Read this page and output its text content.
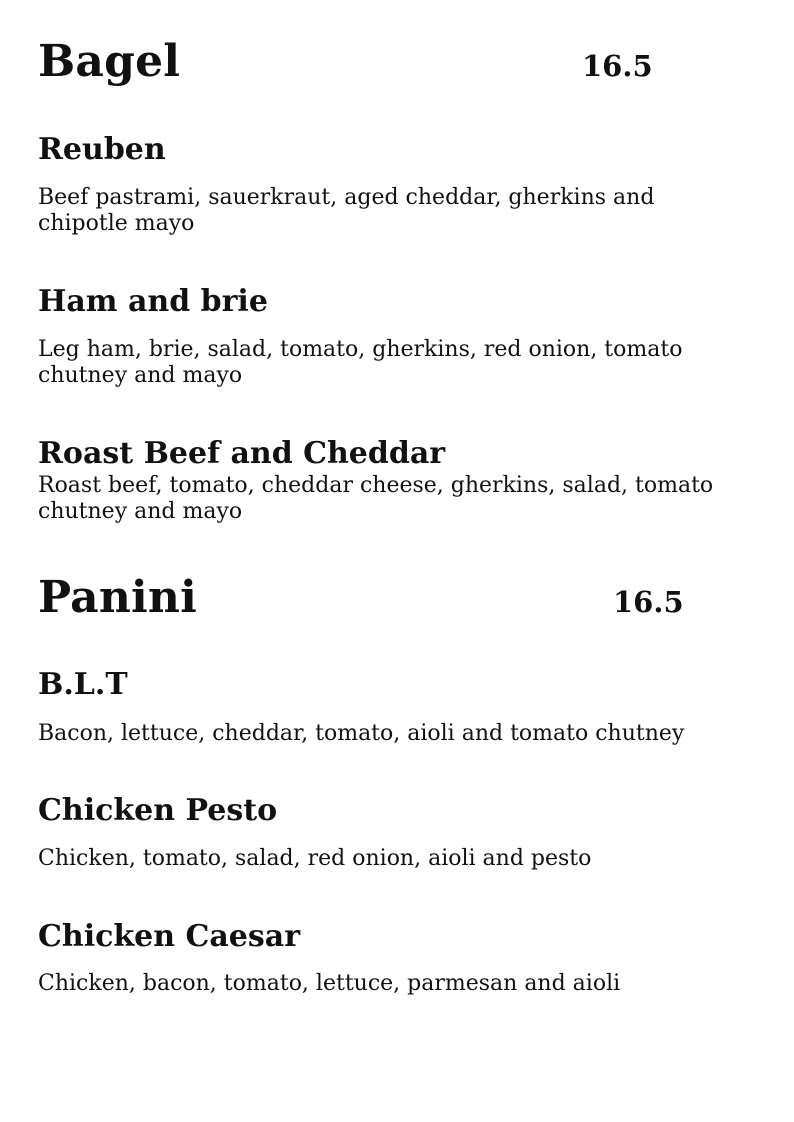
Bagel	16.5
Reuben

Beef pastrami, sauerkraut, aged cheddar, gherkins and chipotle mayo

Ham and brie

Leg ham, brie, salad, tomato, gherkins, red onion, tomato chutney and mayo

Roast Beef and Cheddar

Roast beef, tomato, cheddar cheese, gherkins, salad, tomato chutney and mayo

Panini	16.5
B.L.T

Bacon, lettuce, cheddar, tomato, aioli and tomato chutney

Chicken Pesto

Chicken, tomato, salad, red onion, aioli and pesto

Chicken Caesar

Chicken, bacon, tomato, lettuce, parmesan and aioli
■ ■ ■
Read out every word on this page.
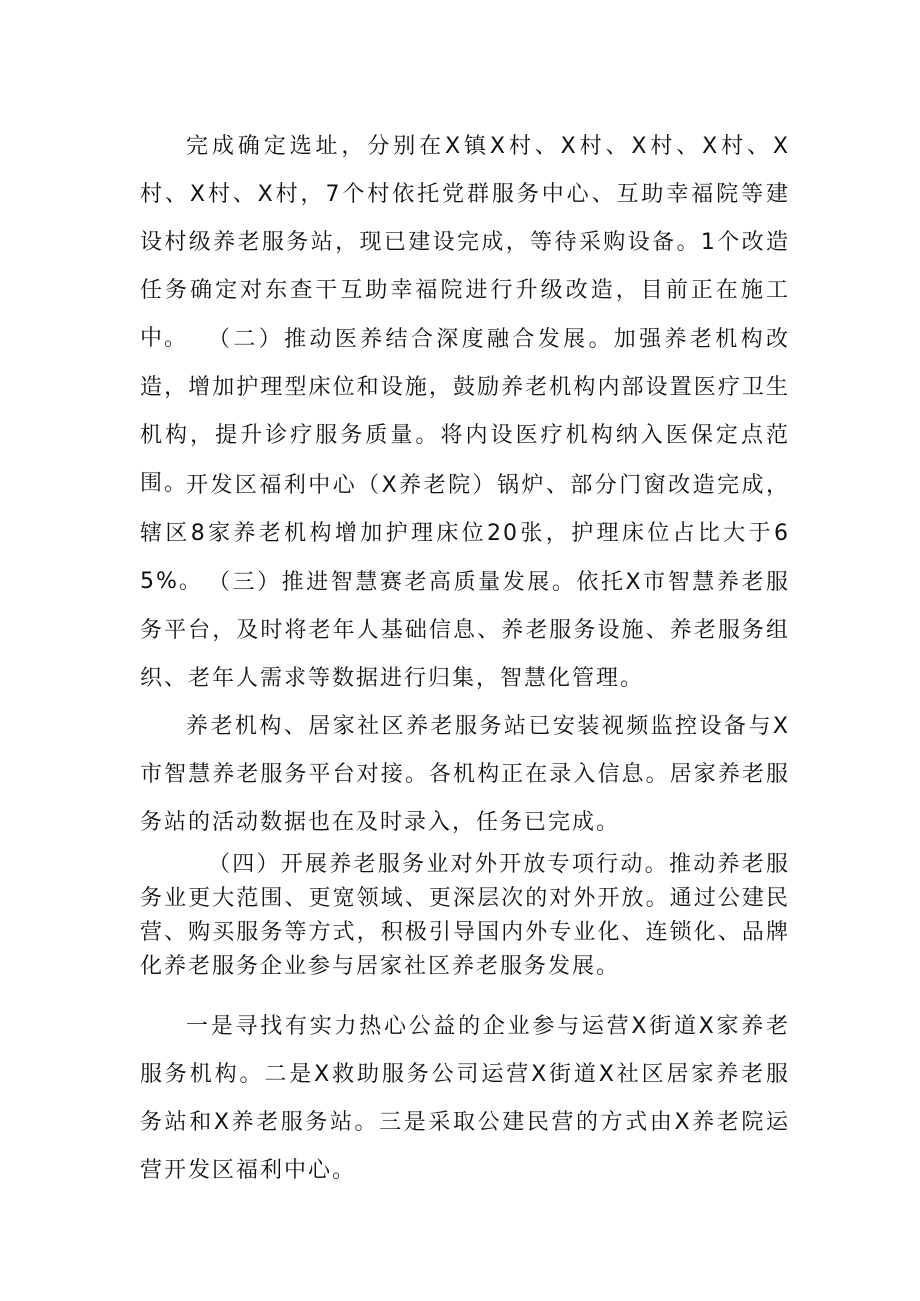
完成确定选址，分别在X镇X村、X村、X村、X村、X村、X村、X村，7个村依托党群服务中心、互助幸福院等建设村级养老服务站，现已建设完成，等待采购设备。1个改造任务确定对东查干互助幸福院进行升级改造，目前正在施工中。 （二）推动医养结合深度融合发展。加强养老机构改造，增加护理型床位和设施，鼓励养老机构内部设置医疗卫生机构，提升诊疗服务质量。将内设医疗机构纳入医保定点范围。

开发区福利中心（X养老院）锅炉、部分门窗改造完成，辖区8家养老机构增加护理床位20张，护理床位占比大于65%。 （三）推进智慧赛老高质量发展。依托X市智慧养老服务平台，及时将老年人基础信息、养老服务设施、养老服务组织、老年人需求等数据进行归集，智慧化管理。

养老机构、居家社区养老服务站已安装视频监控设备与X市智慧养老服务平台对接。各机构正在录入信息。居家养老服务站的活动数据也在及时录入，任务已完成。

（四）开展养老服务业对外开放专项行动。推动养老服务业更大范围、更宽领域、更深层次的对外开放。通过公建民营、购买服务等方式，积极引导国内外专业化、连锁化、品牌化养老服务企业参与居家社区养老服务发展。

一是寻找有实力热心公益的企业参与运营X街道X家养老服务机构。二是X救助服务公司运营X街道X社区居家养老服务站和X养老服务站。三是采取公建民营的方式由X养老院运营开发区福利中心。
■ ■ ■
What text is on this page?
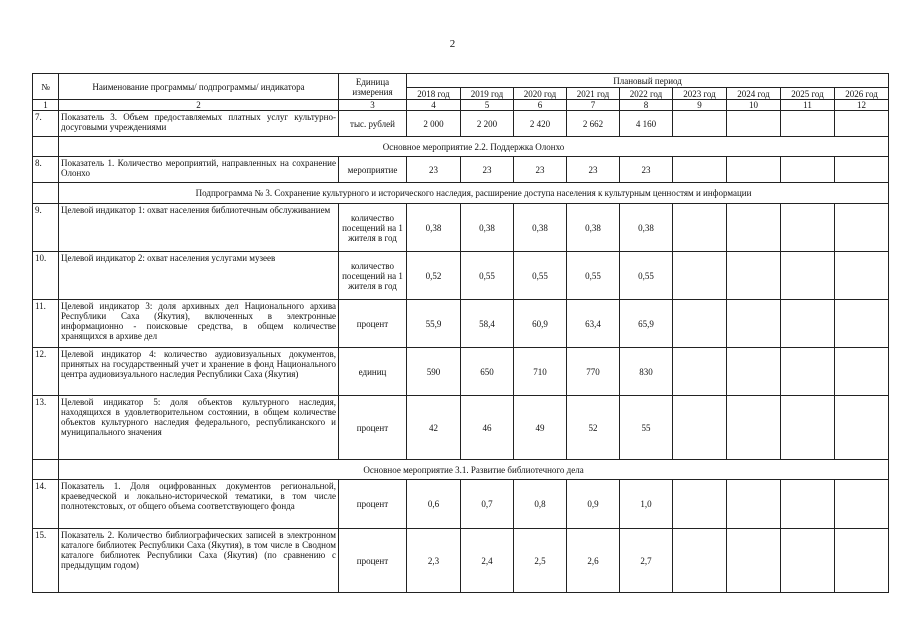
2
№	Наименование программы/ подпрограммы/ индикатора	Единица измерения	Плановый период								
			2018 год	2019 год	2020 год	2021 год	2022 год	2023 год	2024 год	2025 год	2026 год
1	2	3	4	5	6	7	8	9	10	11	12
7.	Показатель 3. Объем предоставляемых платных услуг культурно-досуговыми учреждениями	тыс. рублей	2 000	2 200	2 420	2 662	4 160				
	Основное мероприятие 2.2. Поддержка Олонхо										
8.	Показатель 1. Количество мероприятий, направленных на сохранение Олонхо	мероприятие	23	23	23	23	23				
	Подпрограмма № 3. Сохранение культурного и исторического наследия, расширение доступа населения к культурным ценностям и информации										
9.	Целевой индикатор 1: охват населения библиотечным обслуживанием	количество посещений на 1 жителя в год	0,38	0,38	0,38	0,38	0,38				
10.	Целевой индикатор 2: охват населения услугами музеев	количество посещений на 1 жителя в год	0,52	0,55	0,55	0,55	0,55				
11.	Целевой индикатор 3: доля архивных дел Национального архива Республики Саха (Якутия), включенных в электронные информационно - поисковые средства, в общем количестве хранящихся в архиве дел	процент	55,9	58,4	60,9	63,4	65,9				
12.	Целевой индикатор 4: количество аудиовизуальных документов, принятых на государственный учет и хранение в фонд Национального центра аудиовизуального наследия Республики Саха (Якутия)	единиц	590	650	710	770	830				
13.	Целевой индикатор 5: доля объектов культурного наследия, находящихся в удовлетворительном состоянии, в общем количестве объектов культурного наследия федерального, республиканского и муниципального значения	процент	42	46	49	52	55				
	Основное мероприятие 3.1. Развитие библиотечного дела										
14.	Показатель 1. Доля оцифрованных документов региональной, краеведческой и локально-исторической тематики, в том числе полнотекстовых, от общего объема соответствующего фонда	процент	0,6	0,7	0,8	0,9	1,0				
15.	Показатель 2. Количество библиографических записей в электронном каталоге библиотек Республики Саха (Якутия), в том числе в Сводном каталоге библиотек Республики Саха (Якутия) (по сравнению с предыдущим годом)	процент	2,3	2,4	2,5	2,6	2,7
■ ■ ■
▶ _Instructions to follow_
Lines that hold "chutney" are the ones to copy; find all of them.

▶ _Output of the exercise_
Leg ham, brie, salad, tomato, gherkins, red onion, tomato chutney and mayo
Roast beef, tomato, cheddar cheese, gherkins, salad, tomato chutney and mayo
Bacon, lettuce, cheddar, tomato, aioli and tomato chutney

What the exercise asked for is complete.